■ Exercise instructions: Take each line containing "Right" and report it exactly as written.

====

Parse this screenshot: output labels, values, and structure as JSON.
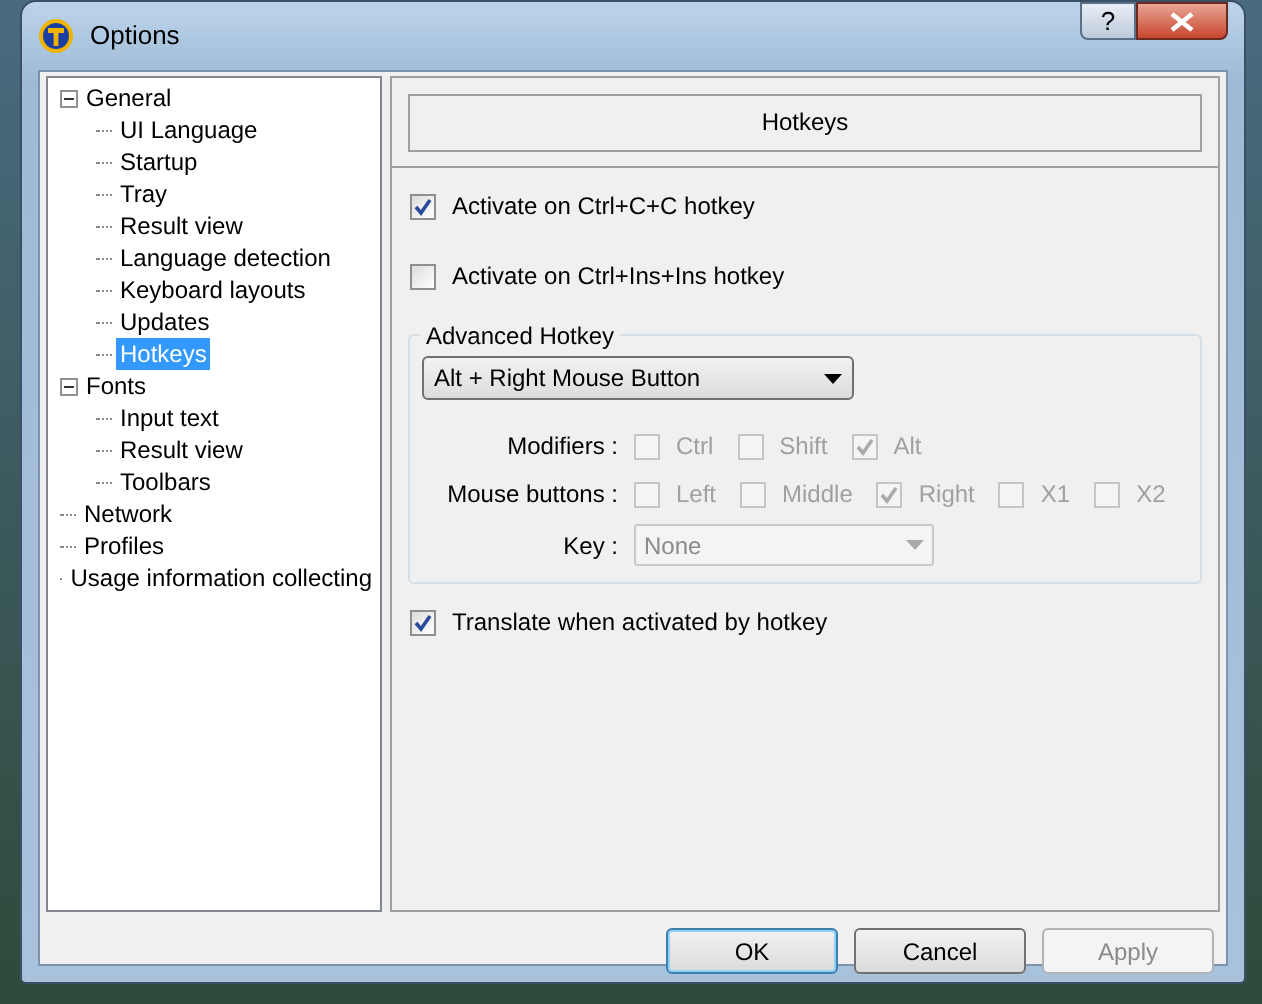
{
  "window": {
    "title": "Options",
    "help_button": "?"
  },
  "tree": [
    {
      "label": "General",
      "expanded": true,
      "selected": false,
      "children": [
        {
          "label": "UI Language",
          "selected": false
        },
        {
          "label": "Startup",
          "selected": false
        },
        {
          "label": "Tray",
          "selected": false
        },
        {
          "label": "Result view",
          "selected": false
        },
        {
          "label": "Language detection",
          "selected": false
        },
        {
          "label": "Keyboard layouts",
          "selected": false
        },
        {
          "label": "Updates",
          "selected": false
        },
        {
          "label": "Hotkeys",
          "selected": true
        }
      ]
    },
    {
      "label": "Fonts",
      "expanded": true,
      "selected": false,
      "children": [
        {
          "label": "Input text",
          "selected": false
        },
        {
          "label": "Result view",
          "selected": false
        },
        {
          "label": "Toolbars",
          "selected": false
        }
      ]
    },
    {
      "label": "Network",
      "selected": false
    },
    {
      "label": "Profiles",
      "selected": false
    },
    {
      "label": "Usage information collecting",
      "selected": false
    }
  ],
  "panel": {
    "title": "Hotkeys",
    "hotkey_options": [
      {
        "label": "Activate on Ctrl+C+C hotkey",
        "checked": true
      },
      {
        "label": "Activate on Ctrl+Ins+Ins hotkey",
        "checked": false
      }
    ],
    "advanced": {
      "title": "Advanced Hotkey",
      "dropdown": "Alt + Right Mouse Button",
      "rows": [
        {
          "kind": "checks",
          "label": "Modifiers :",
          "items": [
            {
              "label": "Ctrl",
              "checked": false,
              "disabled": true
            },
            {
              "label": "Shift",
              "checked": false,
              "disabled": true
            },
            {
              "label": "Alt",
              "checked": true,
              "disabled": true
            }
          ]
        },
        {
          "kind": "checks",
          "label": "Mouse buttons :",
          "items": [
            {
              "label": "Left",
              "checked": false,
              "disabled": true
            },
            {
              "label": "Middle",
              "checked": false,
              "disabled": true
            },
            {
              "label": "Right",
              "checked": true,
              "disabled": true
            },
            {
              "label": "X1",
              "checked": false,
              "disabled": true
            },
            {
              "label": "X2",
              "checked": false,
              "disabled": true
            }
          ]
        },
        {
          "kind": "select",
          "label": "Key :",
          "value": "None",
          "disabled": true
        }
      ]
    },
    "translate_option": {
      "label": "Translate when activated by hotkey",
      "checked": true
    }
  },
  "buttons": [
    {
      "label": "OK",
      "default": true,
      "disabled": false
    },
    {
      "label": "Cancel",
      "default": false,
      "disabled": false
    },
    {
      "label": "Apply",
      "default": false,
      "disabled": true
    }
  ]
}
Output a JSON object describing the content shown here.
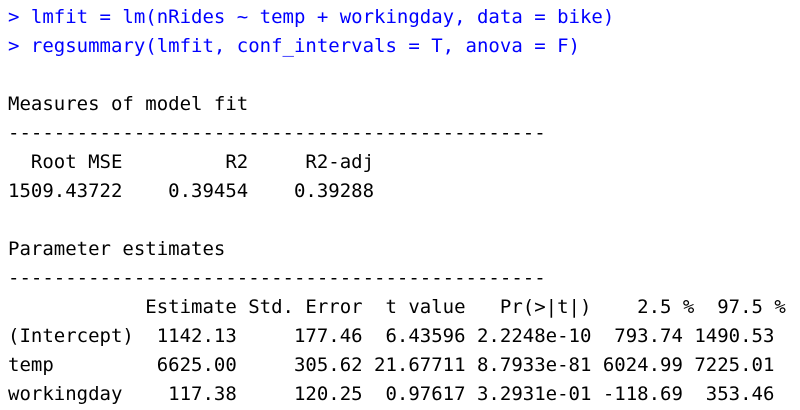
{
  "colors": {
    "command": "#0000ff",
    "output": "#000000",
    "background": "#ffffff"
  },
  "console": {
    "commands": [
      "> lmfit = lm(nRides ~ temp + workingday, data = bike)",
      "> regsummary(lmfit, conf_intervals = T, anova = F)"
    ],
    "model_fit": {
      "heading": "Measures of model fit",
      "rule": "-----------------------------------------------",
      "header": "  Root MSE         R2     R2-adj",
      "row": "1509.43722    0.39454    0.39288"
    },
    "params": {
      "heading": "Parameter estimates",
      "rule": "-----------------------------------------------",
      "header": "            Estimate Std. Error  t value   Pr(>|t|)    2.5 %  97.5 %",
      "rows": [
        "(Intercept)  1142.13     177.46  6.43596 2.2248e-10  793.74 1490.53",
        "temp         6625.00     305.62 21.67711 8.7933e-81 6024.99 7225.01",
        "workingday    117.38     120.25  0.97617 3.2931e-01 -118.69  353.46"
      ]
    }
  }
}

====

■ Exercise response:
      "dropdown": "Alt + Right Mouse Button",
              "label": "Right",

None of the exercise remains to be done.